[Dataset excerpts start]
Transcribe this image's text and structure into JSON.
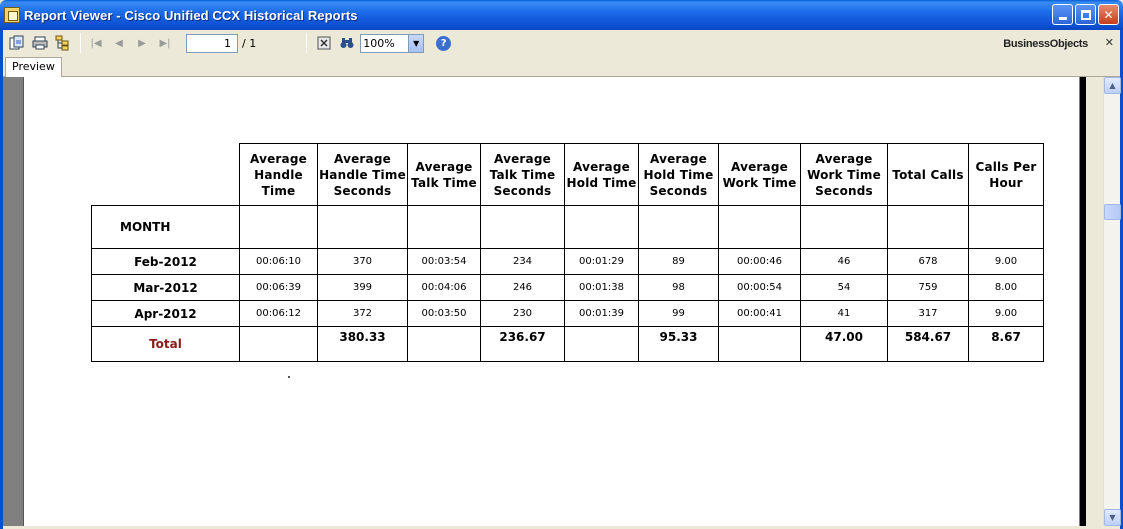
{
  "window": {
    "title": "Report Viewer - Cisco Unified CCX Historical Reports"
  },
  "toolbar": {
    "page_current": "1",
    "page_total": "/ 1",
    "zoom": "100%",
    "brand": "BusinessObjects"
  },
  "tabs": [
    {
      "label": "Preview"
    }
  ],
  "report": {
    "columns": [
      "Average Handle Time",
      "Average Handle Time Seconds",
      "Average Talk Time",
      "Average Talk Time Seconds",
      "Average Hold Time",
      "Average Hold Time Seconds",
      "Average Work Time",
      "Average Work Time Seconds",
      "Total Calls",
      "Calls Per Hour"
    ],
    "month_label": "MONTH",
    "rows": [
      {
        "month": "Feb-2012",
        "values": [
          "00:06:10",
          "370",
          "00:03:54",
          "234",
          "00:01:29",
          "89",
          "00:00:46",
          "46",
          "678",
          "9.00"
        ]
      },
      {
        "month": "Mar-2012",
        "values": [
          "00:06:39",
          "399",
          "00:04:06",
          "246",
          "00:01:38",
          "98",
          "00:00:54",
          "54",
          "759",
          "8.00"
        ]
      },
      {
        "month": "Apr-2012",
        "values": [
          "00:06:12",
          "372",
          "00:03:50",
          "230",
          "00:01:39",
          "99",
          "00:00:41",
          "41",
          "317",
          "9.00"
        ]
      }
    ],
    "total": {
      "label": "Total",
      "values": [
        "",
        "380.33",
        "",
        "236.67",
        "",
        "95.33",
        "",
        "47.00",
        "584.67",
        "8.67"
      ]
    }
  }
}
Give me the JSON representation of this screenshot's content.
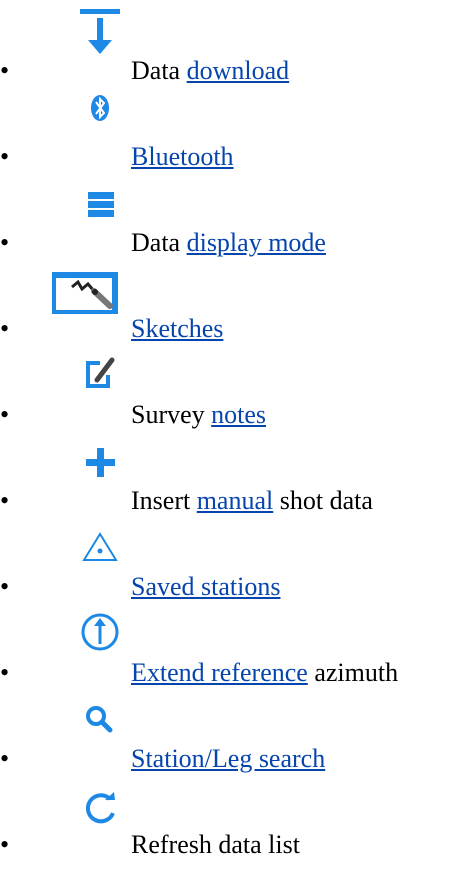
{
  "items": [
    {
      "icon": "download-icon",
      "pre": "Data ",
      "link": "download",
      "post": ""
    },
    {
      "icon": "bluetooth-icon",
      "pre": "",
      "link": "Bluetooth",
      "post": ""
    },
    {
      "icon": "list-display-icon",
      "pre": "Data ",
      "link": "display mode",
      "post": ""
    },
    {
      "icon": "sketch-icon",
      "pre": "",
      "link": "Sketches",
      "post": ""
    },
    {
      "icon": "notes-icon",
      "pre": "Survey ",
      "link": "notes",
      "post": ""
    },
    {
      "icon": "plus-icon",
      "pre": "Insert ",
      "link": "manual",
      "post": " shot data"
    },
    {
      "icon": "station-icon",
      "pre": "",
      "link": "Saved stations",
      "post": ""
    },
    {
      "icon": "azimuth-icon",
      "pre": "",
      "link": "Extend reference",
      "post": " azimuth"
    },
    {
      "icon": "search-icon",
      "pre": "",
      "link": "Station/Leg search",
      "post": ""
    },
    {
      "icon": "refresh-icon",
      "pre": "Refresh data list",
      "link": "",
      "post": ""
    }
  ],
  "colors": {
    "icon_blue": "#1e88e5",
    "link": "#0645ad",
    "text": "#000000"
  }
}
[Dataset excerpts end]
Task details
Omit the pictures and reproduce the listing exactly.

Reply
Transcribe this image's text and structure into JSON.
{
  "window": {
    "title": "Report Viewer - Cisco Unified CCX Historical Reports"
  },
  "toolbar": {
    "page_current": "1",
    "page_total": "/ 1",
    "zoom": "100%",
    "brand": "BusinessObjects"
  },
  "tabs": [
    {
      "label": "Preview"
    }
  ],
  "report": {
    "columns": [
      "Average Handle Time",
      "Average Handle Time Seconds",
      "Average Talk Time",
      "Average Talk Time Seconds",
      "Average Hold Time",
      "Average Hold Time Seconds",
      "Average Work Time",
      "Average Work Time Seconds",
      "Total Calls",
      "Calls Per Hour"
    ],
    "month_label": "MONTH",
    "rows": [
      {
        "month": "Feb-2012",
        "values": [
          "00:06:10",
          "370",
          "00:03:54",
          "234",
          "00:01:29",
          "89",
          "00:00:46",
          "46",
          "678",
          "9.00"
        ]
      },
      {
        "month": "Mar-2012",
        "values": [
          "00:06:39",
          "399",
          "00:04:06",
          "246",
          "00:01:38",
          "98",
          "00:00:54",
          "54",
          "759",
          "8.00"
        ]
      },
      {
        "month": "Apr-2012",
        "values": [
          "00:06:12",
          "372",
          "00:03:50",
          "230",
          "00:01:39",
          "99",
          "00:00:41",
          "41",
          "317",
          "9.00"
        ]
      }
    ],
    "total": {
      "label": "Total",
      "values": [
        "",
        "380.33",
        "",
        "236.67",
        "",
        "95.33",
        "",
        "47.00",
        "584.67",
        "8.67"
      ]
    }
  }
}
Give me the JSON representation of this screenshot's content.
{
  "items": [
    {
      "icon": "download-icon",
      "pre": "Data ",
      "link": "download",
      "post": ""
    },
    {
      "icon": "bluetooth-icon",
      "pre": "",
      "link": "Bluetooth",
      "post": ""
    },
    {
      "icon": "list-display-icon",
      "pre": "Data ",
      "link": "display mode",
      "post": ""
    },
    {
      "icon": "sketch-icon",
      "pre": "",
      "link": "Sketches",
      "post": ""
    },
    {
      "icon": "notes-icon",
      "pre": "Survey ",
      "link": "notes",
      "post": ""
    },
    {
      "icon": "plus-icon",
      "pre": "Insert ",
      "link": "manual",
      "post": " shot data"
    },
    {
      "icon": "station-icon",
      "pre": "",
      "link": "Saved stations",
      "post": ""
    },
    {
      "icon": "azimuth-icon",
      "pre": "",
      "link": "Extend reference",
      "post": " azimuth"
    },
    {
      "icon": "search-icon",
      "pre": "",
      "link": "Station/Leg search",
      "post": ""
    },
    {
      "icon": "refresh-icon",
      "pre": "Refresh data list",
      "link": "",
      "post": ""
    }
  ],
  "colors": {
    "icon_blue": "#1e88e5",
    "link": "#0645ad",
    "text": "#000000"
  }
}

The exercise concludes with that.